(begin)
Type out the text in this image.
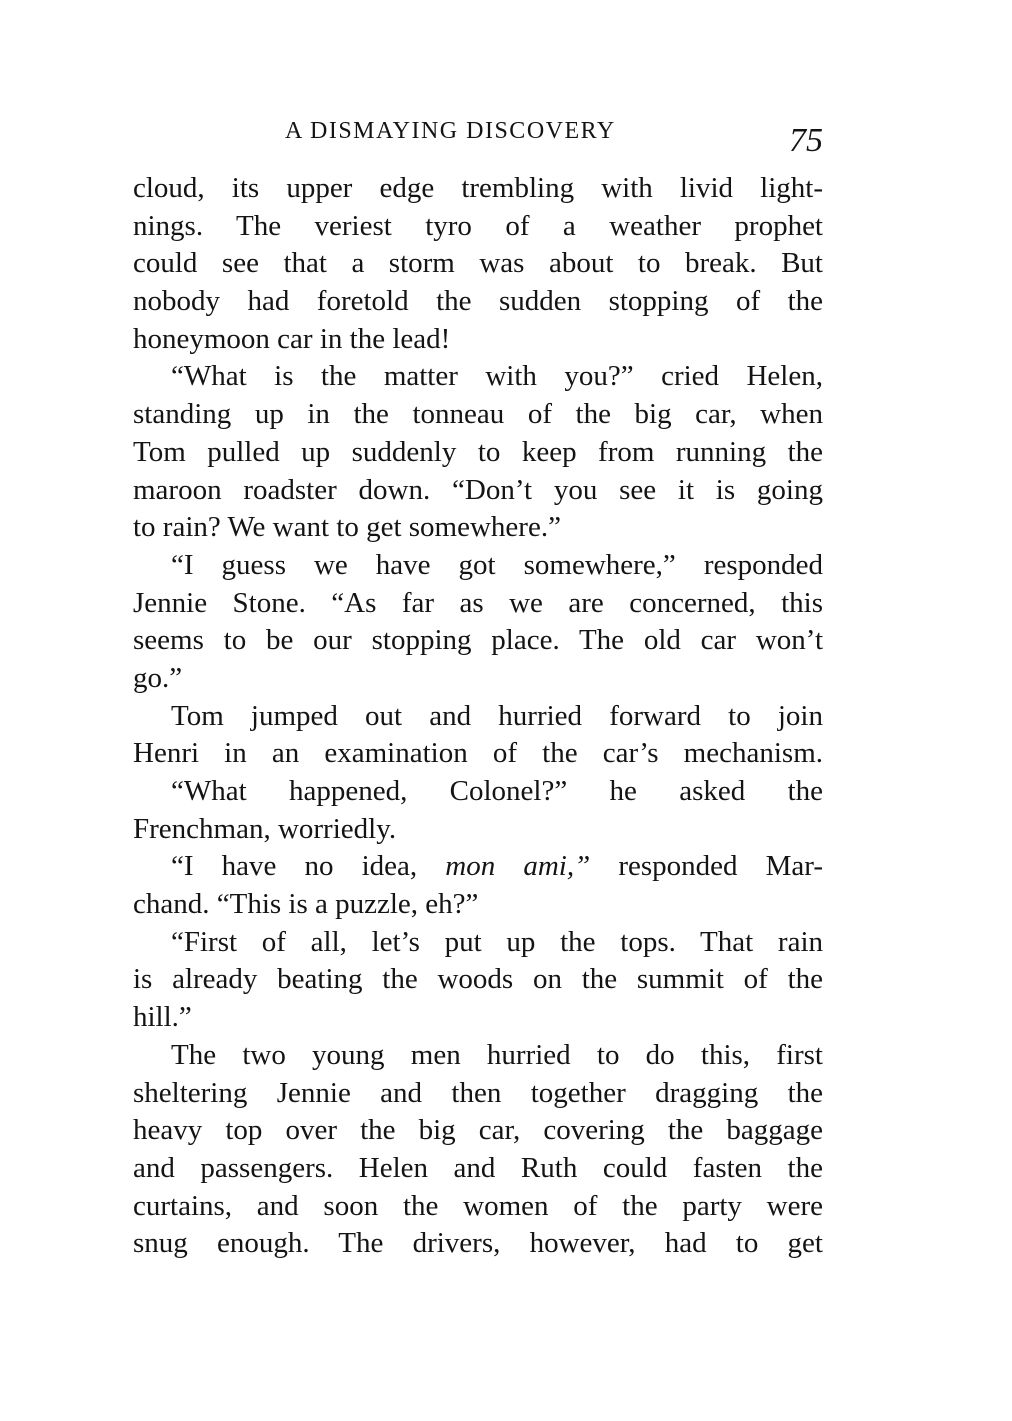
A DISMAYING DISCOVERY	75
cloud, its upper edge trembling with livid light-
nings. The veriest tyro of a weather prophet
could see that a storm was about to break. But
nobody had foretold the sudden stopping of the
honeymoon car in the lead!
“What is the matter with you?” cried Helen,
standing up in the tonneau of the big car, when
Tom pulled up suddenly to keep from running the
maroon roadster down. “Don’t you see it is going
to rain? We want to get somewhere.”
“I guess we have got somewhere,” responded
Jennie Stone. “As far as we are concerned, this
seems to be our stopping place. The old car won’t
go.”
Tom jumped out and hurried forward to join
Henri in an examination of the car’s mechanism.
“What happened, Colonel?” he asked the
Frenchman, worriedly.
“I have no idea, mon ami,” responded Mar-
chand. “This is a puzzle, eh?”
“First of all, let’s put up the tops. That rain
is already beating the woods on the summit of the
hill.”
The two young men hurried to do this, first
sheltering Jennie and then together dragging the
heavy top over the big car, covering the baggage
and passengers. Helen and Ruth could fasten the
curtains, and soon the women of the party were
snug enough. The drivers, however, had to get
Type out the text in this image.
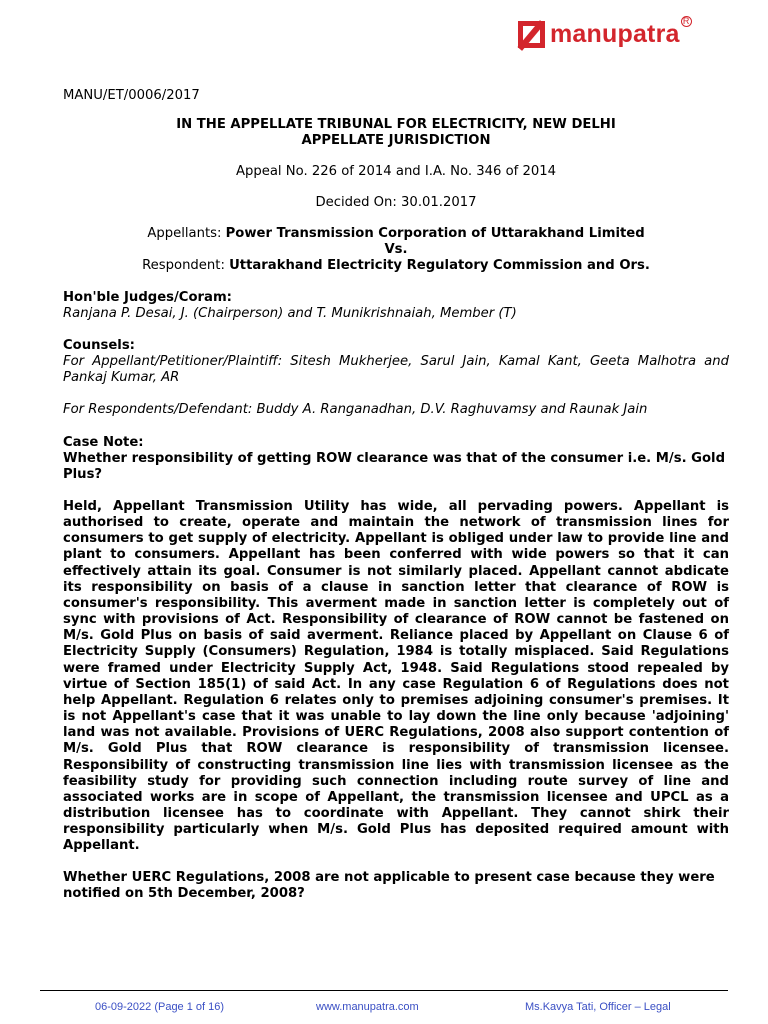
manupatra R
MANU/ET/0006/2017
IN THE APPELLATE TRIBUNAL FOR ELECTRICITY, NEW DELHI
APPELLATE JURISDICTION
Appeal No. 226 of 2014 and I.A. No. 346 of 2014
Decided On: 30.01.2017
Appellants: Power Transmission Corporation of Uttarakhand Limited
Vs.
Respondent: Uttarakhand Electricity Regulatory Commission and Ors.
Hon'ble Judges/Coram:
Ranjana P. Desai, J. (Chairperson) and T. Munikrishnaiah, Member (T)
Counsels:
For Appellant/Petitioner/Plaintiff: Sitesh Mukherjee, Sarul Jain, Kamal Kant, Geeta Malhotra and Pankaj Kumar, AR
For Respondents/Defendant: Buddy A. Ranganadhan, D.V. Raghuvamsy and Raunak Jain
Case Note:
Whether responsibility of getting ROW clearance was that of the consumer i.e. M/s. Gold Plus?
Held, Appellant Transmission Utility has wide, all pervading powers. Appellant is authorised to create, operate and maintain the network of transmission lines for consumers to get supply of electricity. Appellant is obliged under law to provide line and plant to consumers. Appellant has been conferred with wide powers so that it can effectively attain its goal. Consumer is not similarly placed. Appellant cannot abdicate its responsibility on basis of a clause in sanction letter that clearance of ROW is consumer's responsibility. This averment made in sanction letter is completely out of sync with provisions of Act. Responsibility of clearance of ROW cannot be fastened on M/s. Gold Plus on basis of said averment. Reliance placed by Appellant on Clause 6 of Electricity Supply (Consumers) Regulation, 1984 is totally misplaced. Said Regulations were framed under Electricity Supply Act, 1948. Said Regulations stood repealed by virtue of Section 185(1) of said Act. In any case Regulation 6 of Regulations does not help Appellant. Regulation 6 relates only to premises adjoining consumer's premises. It is not Appellant's case that it was unable to lay down the line only because 'adjoining' land was not available. Provisions of UERC Regulations, 2008 also support contention of M/s. Gold Plus that ROW clearance is responsibility of transmission licensee. Responsibility of constructing transmission line lies with transmission licensee as the feasibility study for providing such connection including route survey of line and associated works are in scope of Appellant, the transmission licensee and UPCL as a distribution licensee has to coordinate with Appellant. They cannot shirk their responsibility particularly when M/s. Gold Plus has deposited required amount with Appellant.
Whether UERC Regulations, 2008 are not applicable to present case because they were notified on 5th December, 2008?
06-09-2022 (Page 1 of 16)	www.manupatra.com	Ms.Kavya Tati, Officer – Legal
(end)
Gather up every line from the listing above in which the word "because" occurs.

Held, Appellant Transmission Utility has wide, all pervading powers. Appellant is authorised to create, operate and maintain the network of transmission lines for consumers to get supply of electricity. Appellant is obliged under law to provide line and plant to consumers. Appellant has been conferred with wide powers so that it can effectively attain its goal. Consumer is not similarly placed. Appellant cannot abdicate its responsibility on basis of a clause in sanction letter that clearance of ROW is consumer's responsibility. This averment made in sanction letter is completely out of sync with provisions of Act. Responsibility of clearance of ROW cannot be fastened on M/s. Gold Plus on basis of said averment. Reliance placed by Appellant on Clause 6 of Electricity Supply (Consumers) Regulation, 1984 is totally misplaced. Said Regulations were framed under Electricity Supply Act, 1948. Said Regulations stood repealed by virtue of Section 185(1) of said Act. In any case Regulation 6 of Regulations does not help Appellant. Regulation 6 relates only to premises adjoining consumer's premises. It is not Appellant's case that it was unable to lay down the line only because 'adjoining' land was not available. Provisions of UERC Regulations, 2008 also support contention of M/s. Gold Plus that ROW clearance is responsibility of transmission licensee. Responsibility of constructing transmission line lies with transmission licensee as the feasibility study for providing such connection including route survey of line and associated works are in scope of Appellant, the transmission licensee and UPCL as a distribution licensee has to coordinate with Appellant. They cannot shirk their responsibility particularly when M/s. Gold Plus has deposited required amount with Appellant.
Whether UERC Regulations, 2008 are not applicable to present case because they were notified on 5th December, 2008?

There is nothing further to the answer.